De Romand a Luis Hermosilla: La peligrosa adaptación del cerebro a la mentira

Hace algunos años me sumergí en las perturbadoras páginas de "El Adversario", la historia real de Jean-Claude Romand, un francés que engañó al mundo durante casi dos décadas pretendiendo ser un respetado médico e investigador de la OMS. Su mentira, una construcción tan frágil como devastadora, culminó en una tragedia que sacudió a todos quienes creyeron en él y que dejó al descubierto las oscuras profundidades de la mitomanía. Pero lo que más sorprende no es solo la magnitud de su engaño, sino la evidencia de que nuestra sociedad no solo tolera, sino que también cultiva y premia a quienes perfeccionan el arte de la mentira.

En nuestro país, el reciente escándalo de Luis Hermosilla parece rivalizar con el caso galo, pues no es sólo un caso de mentiras y corrupción; es una ventana a una cuestión profunda y controvertida: La intersección entre la neurociencia, la prueba judicial y el libre albedrío. En el centro de este debate se encuentra una pregunta fundamental: ¿Hasta qué punto nuestras decisiones están moldeadas por nuestras estructuras cerebrales y, en consecuencia, cómo deberían influir estos factores en el sistema judicial?

Desde la neurociencia, sabemos que el cerebro humano es un órgano sorprendentemente plástico. Las investigaciones han demostrado que el cerebro puede adaptarse a repetidas experiencias y comportamientos, lo que plantea importantes interrogantes sobre la responsabilidad penal. Un estudio clave publicado en Nature Neuroscience en 2016 mostró que la mentira crónica modifica la función cerebral, así la corteza prefrontal, que debería guiar nuestras decisiones hacia lo correcto, se ve subvertida; la amígdala, otra parte de nuestro cerebro que debería sentir la alarma, se adormece. Esta adaptación cerebral, por cierto, no exime de responsabilidad penal y lejos de ser una simple curiosidad científica, tiene implicaciones profundas para la forma en que entendemos la responsabilidad y el libre albedrío en contextos legales. Y es precisamente en este escenario que debemos preguntarnos: ¿Cómo podemos seguir confiando en un sistema legal, político y social en el que la mentira ha encontrado un sofá tan cómodo en nuestro cerebro?

---

▶ **Qué hacer**:
Responde estas preguntas sobre el texto acerca de la mentira y el cerebro:
1. ¿Durante cuánto tiempo engañó Jean-Claude Romand al mundo?
2. ¿En qué revista y en qué año se publicó el estudio clave que se menciona?
3. Según ese estudio, ¿qué le ocurre a la amígdala con la mentira crónica?
No hace falta consultar los registros.

▶ **Registros mostrados**:
---

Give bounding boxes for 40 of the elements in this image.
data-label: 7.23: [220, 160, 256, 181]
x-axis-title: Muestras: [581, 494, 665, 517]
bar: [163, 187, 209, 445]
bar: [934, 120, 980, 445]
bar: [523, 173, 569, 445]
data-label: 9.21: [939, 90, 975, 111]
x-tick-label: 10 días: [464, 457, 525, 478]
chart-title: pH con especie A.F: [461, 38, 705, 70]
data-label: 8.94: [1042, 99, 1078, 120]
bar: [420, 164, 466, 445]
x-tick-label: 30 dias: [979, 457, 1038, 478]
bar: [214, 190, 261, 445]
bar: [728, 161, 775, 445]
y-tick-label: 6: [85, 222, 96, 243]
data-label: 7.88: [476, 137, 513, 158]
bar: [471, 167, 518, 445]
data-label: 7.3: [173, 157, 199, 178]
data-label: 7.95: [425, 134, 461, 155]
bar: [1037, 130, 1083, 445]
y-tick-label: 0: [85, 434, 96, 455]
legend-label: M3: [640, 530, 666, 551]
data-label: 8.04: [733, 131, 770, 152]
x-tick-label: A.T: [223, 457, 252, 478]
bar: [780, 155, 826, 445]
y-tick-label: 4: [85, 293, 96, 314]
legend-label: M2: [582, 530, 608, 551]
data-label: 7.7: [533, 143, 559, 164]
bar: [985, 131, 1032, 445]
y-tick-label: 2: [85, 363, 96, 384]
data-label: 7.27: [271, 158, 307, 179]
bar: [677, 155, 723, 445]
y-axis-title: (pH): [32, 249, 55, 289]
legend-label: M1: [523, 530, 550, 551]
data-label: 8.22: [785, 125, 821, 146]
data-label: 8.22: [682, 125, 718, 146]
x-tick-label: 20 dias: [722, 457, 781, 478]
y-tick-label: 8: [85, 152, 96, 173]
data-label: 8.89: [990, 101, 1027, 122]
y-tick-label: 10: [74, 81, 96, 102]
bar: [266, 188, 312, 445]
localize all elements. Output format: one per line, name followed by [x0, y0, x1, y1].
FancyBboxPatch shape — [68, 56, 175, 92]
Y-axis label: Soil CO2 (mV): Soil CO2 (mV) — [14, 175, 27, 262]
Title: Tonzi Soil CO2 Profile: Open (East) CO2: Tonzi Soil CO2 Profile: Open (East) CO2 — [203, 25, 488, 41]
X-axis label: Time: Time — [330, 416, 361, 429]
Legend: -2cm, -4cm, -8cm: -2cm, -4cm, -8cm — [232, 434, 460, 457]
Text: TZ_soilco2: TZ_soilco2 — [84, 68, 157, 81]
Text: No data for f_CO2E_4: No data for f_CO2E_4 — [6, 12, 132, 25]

---

▶ **Resultado obtenido**:
1. Durante casi dos décadas.
2. En Nature Neuroscience, en 2016.
3. Se adormece.